Problem details — How many of the lines below include "Suscripciones"? Give the number and no other words.

[Records from a data collection]
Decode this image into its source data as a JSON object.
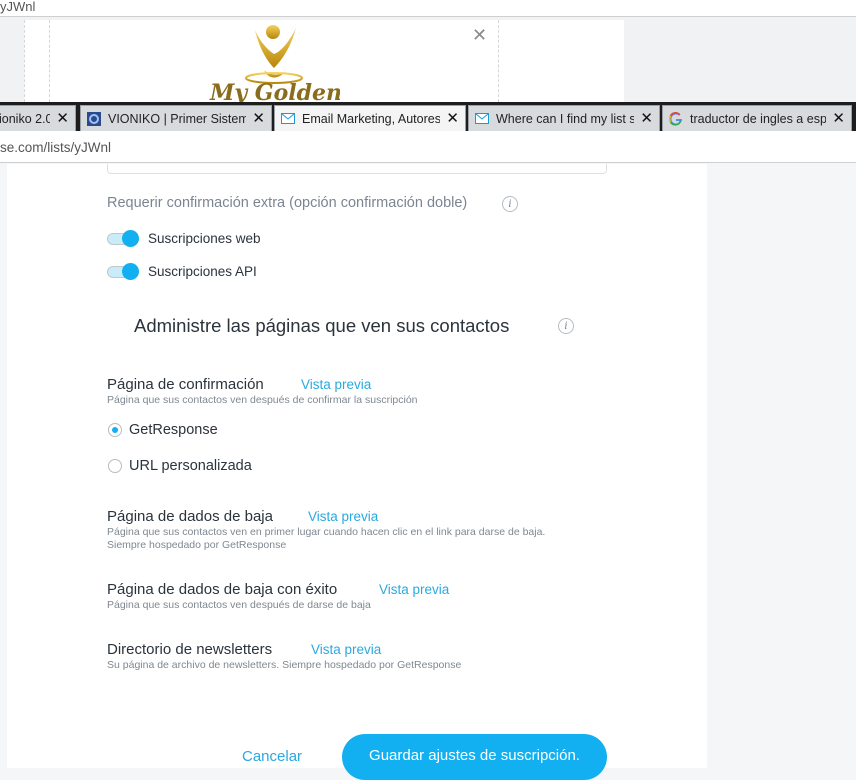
{
  "background_window": {
    "url_fragment": "yJWnl",
    "logo_text": "My Golden"
  },
  "tabs": [
    {
      "label": "ioniko 2.0",
      "close": "✕",
      "icon": "page-icon"
    },
    {
      "label": "VIONIKO | Primer Sistema",
      "close": "✕",
      "icon": "vioniko-favicon"
    },
    {
      "label": "Email Marketing, Autores",
      "close": "✕",
      "icon": "mail-icon",
      "active": true
    },
    {
      "label": "Where can I find my list s",
      "close": "✕",
      "icon": "mail-icon"
    },
    {
      "label": "traductor de ingles a espa",
      "close": "✕",
      "icon": "google-icon"
    }
  ],
  "address_bar": {
    "url": "se.com/lists/yJWnl"
  },
  "confirmation": {
    "label": "Requerir confirmación extra (opción confirmación doble)",
    "web": {
      "label": "Suscripciones web",
      "on": true
    },
    "api": {
      "label": "Suscripciones API",
      "on": true
    }
  },
  "pages_section": {
    "title": "Administre las páginas que ven sus contactos",
    "confirm_page": {
      "title": "Página de confirmación",
      "preview": "Vista previa",
      "desc": "Página que sus contactos ven después de confirmar la suscripción",
      "options": [
        "GetResponse",
        "URL personalizada"
      ],
      "selected": "GetResponse"
    },
    "unsub_page": {
      "title": "Página de dados de baja",
      "preview": "Vista previa",
      "desc1": "Página que sus contactos ven en primer lugar cuando hacen clic en el link para darse de baja.",
      "desc2": "Siempre hospedado por GetResponse"
    },
    "unsub_success": {
      "title": "Página de dados de baja con éxito",
      "preview": "Vista previa",
      "desc": "Página que sus contactos ven después de darse de baja"
    },
    "newsletter_dir": {
      "title": "Directorio de newsletters",
      "preview": "Vista previa",
      "desc": "Su página de archivo de newsletters. Siempre hospedado por GetResponse"
    }
  },
  "actions": {
    "cancel": "Cancelar",
    "save": "Guardar ajustes de suscripción."
  },
  "colors": {
    "accent": "#12b0f0",
    "link": "#2aa9e0",
    "tabbar": "#1d1d1d"
  }
}
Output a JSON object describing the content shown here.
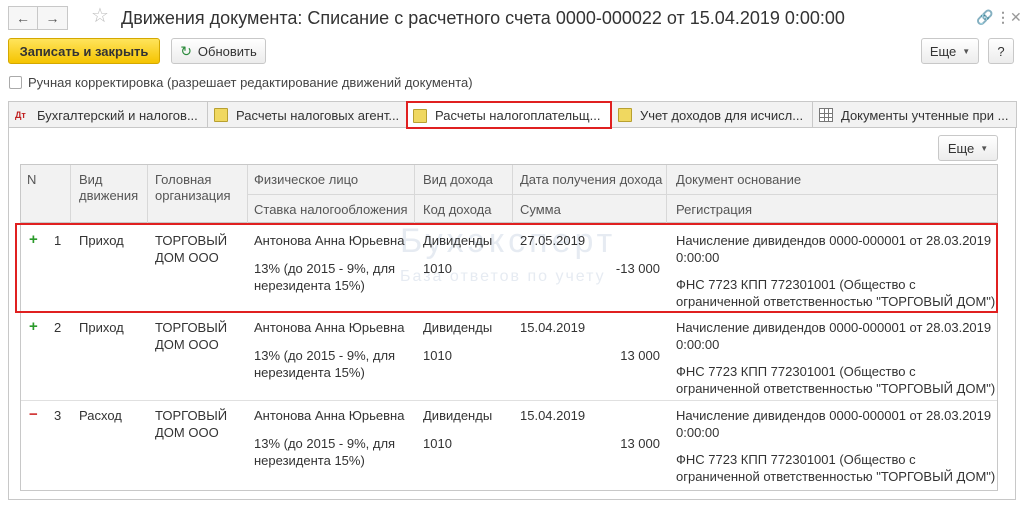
{
  "window": {
    "title": "Движения документа: Списание с расчетного счета 0000-000022 от 15.04.2019 0:00:00",
    "back_icon": "arrow-left-icon",
    "forward_icon": "arrow-right-icon",
    "star_icon": "star-icon",
    "link_glyph": "🔗",
    "menu_glyph": "⋮",
    "close_glyph": "✕"
  },
  "toolbar": {
    "save_close_label": "Записать и закрыть",
    "refresh_label": "Обновить",
    "more_label": "Еще",
    "help_label": "?"
  },
  "manual_correction": {
    "label": "Ручная корректировка (разрешает редактирование движений документа)",
    "checked": false
  },
  "tabs": [
    {
      "label": "Бухгалтерский и налогов...",
      "icon": "accounting-icon"
    },
    {
      "label": "Расчеты налоговых агент...",
      "icon": "document-icon"
    },
    {
      "label": "Расчеты налогоплательщ...",
      "icon": "document-icon",
      "active": true
    },
    {
      "label": "Учет доходов для исчисл...",
      "icon": "document-icon"
    },
    {
      "label": "Документы учтенные при ...",
      "icon": "table-icon"
    }
  ],
  "panel": {
    "more_label": "Еще"
  },
  "table": {
    "headers": {
      "n": "N",
      "movement_type": "Вид движения",
      "org": "Головная организация",
      "person": "Физическое лицо",
      "tax_rate": "Ставка налогообложения",
      "income_type": "Вид дохода",
      "income_code": "Код дохода",
      "income_date": "Дата получения дохода",
      "amount": "Сумма",
      "basis_doc": "Документ основание",
      "registration": "Регистрация"
    },
    "rows": [
      {
        "sign": "+",
        "n": "1",
        "movement_type": "Приход",
        "org_line1": "ТОРГОВЫЙ",
        "org_line2": "ДОМ ООО",
        "person": "Антонова Анна Юрьевна",
        "rate_line1": "13% (до 2015 - 9%, для",
        "rate_line2": "нерезидента 15%)",
        "income_type": "Дивиденды",
        "income_code": "1010",
        "date": "27.05.2019",
        "amount": "-13 000",
        "basis_line1": "Начисление дивидендов 0000-000001 от 28.03.2019",
        "basis_line2": "0:00:00",
        "reg_line1": "ФНС 7723 КПП 772301001 (Общество с",
        "reg_line2": "ограниченной ответственностью \"ТОРГОВЫЙ ДОМ\")"
      },
      {
        "sign": "+",
        "n": "2",
        "movement_type": "Приход",
        "org_line1": "ТОРГОВЫЙ",
        "org_line2": "ДОМ ООО",
        "person": "Антонова Анна Юрьевна",
        "rate_line1": "13% (до 2015 - 9%, для",
        "rate_line2": "нерезидента 15%)",
        "income_type": "Дивиденды",
        "income_code": "1010",
        "date": "15.04.2019",
        "amount": "13 000",
        "basis_line1": "Начисление дивидендов 0000-000001 от 28.03.2019",
        "basis_line2": "0:00:00",
        "reg_line1": "ФНС 7723 КПП 772301001 (Общество с",
        "reg_line2": "ограниченной ответственностью \"ТОРГОВЫЙ ДОМ\")"
      },
      {
        "sign": "−",
        "n": "3",
        "movement_type": "Расход",
        "org_line1": "ТОРГОВЫЙ",
        "org_line2": "ДОМ ООО",
        "person": "Антонова Анна Юрьевна",
        "rate_line1": "13% (до 2015 - 9%, для",
        "rate_line2": "нерезидента 15%)",
        "income_type": "Дивиденды",
        "income_code": "1010",
        "date": "15.04.2019",
        "amount": "13 000",
        "basis_line1": "Начисление дивидендов 0000-000001 от 28.03.2019",
        "basis_line2": "0:00:00",
        "reg_line1": "ФНС 7723 КПП 772301001 (Общество с",
        "reg_line2": "ограниченной ответственностью \"ТОРГОВЫЙ ДОМ\")"
      }
    ]
  },
  "watermark": {
    "logo": "Бухэксперт",
    "tagline": "База ответов по учету"
  },
  "colors": {
    "primary_button": "#f5c400",
    "highlight": "#e02020",
    "plus": "#2a9a2a",
    "minus": "#d03030"
  }
}
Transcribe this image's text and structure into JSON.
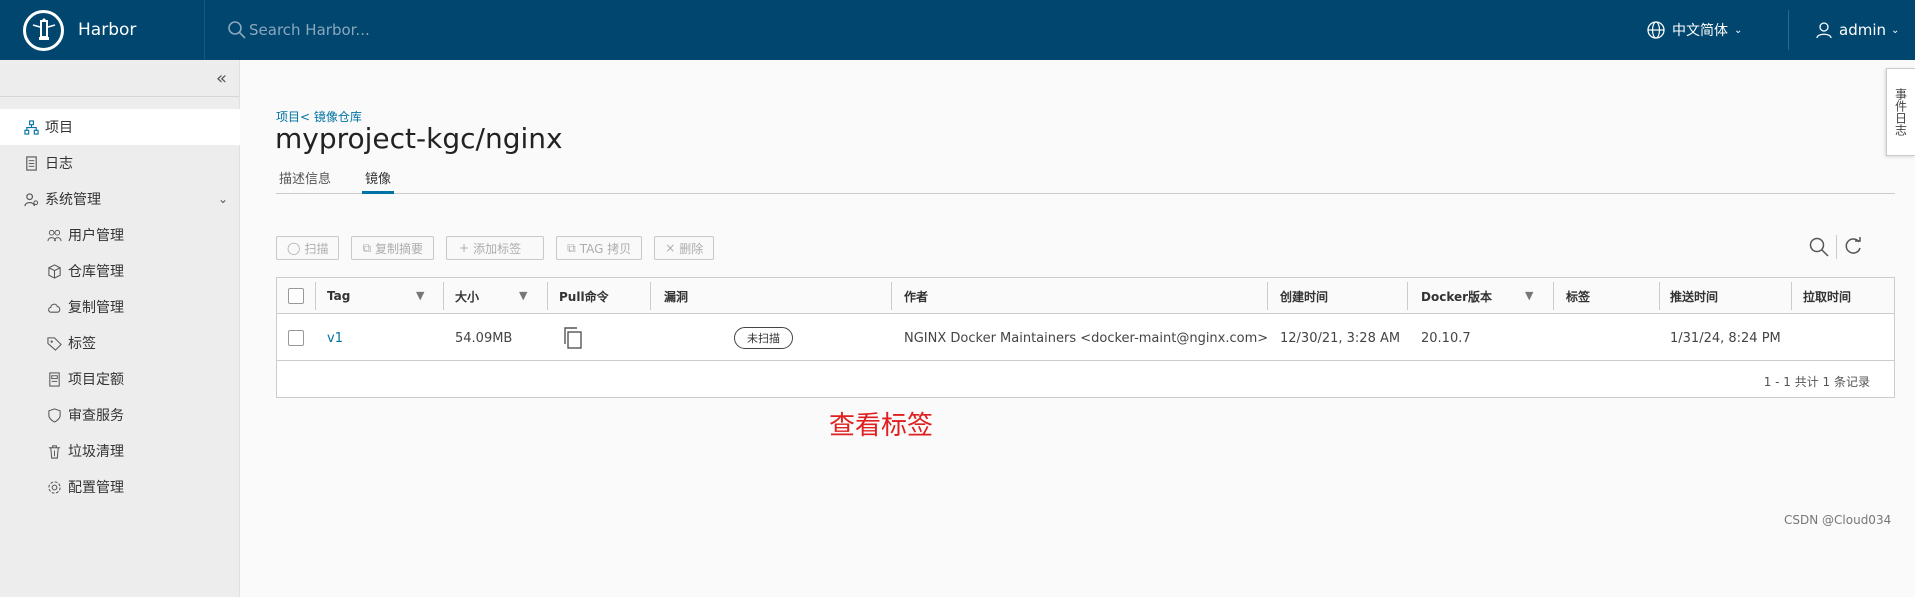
{
  "header": {
    "brand": "Harbor",
    "search_placeholder": "Search Harbor...",
    "language": "中文简体",
    "user": "admin"
  },
  "sidebar": {
    "items": [
      {
        "label": "项目",
        "active": true
      },
      {
        "label": "日志"
      },
      {
        "label": "系统管理",
        "expanded": true
      },
      {
        "label": "用户管理"
      },
      {
        "label": "仓库管理"
      },
      {
        "label": "复制管理"
      },
      {
        "label": "标签"
      },
      {
        "label": "项目定额"
      },
      {
        "label": "审查服务"
      },
      {
        "label": "垃圾清理"
      },
      {
        "label": "配置管理"
      }
    ]
  },
  "main": {
    "breadcrumb": "项目< 镜像仓库",
    "title": "myproject-kgc/nginx",
    "tabs": [
      {
        "label": "描述信息"
      },
      {
        "label": "镜像",
        "active": true
      }
    ],
    "toolbar": {
      "scan": "扫描",
      "copy_digest": "复制摘要",
      "add_label": "添加标签",
      "tag_copy": "TAG 拷贝",
      "delete": "删除"
    },
    "table": {
      "columns": [
        "Tag",
        "大小",
        "Pull命令",
        "漏洞",
        "作者",
        "创建时间",
        "Docker版本",
        "标签",
        "推送时间",
        "拉取时间"
      ],
      "rows": [
        {
          "tag": "v1",
          "size": "54.09MB",
          "vulnerability": "未扫描",
          "author": "NGINX Docker Maintainers <docker-maint@nginx.com>",
          "created": "12/30/21, 3:28 AM",
          "docker_version": "20.10.7",
          "labels": "",
          "push_time": "1/31/24, 8:24 PM",
          "pull_time": ""
        }
      ],
      "footer": "1 - 1 共计 1 条记录"
    }
  },
  "annotation": "查看标签",
  "side_tab": "事件日志",
  "watermark": "CSDN @Cloud034"
}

Answer to this task — 2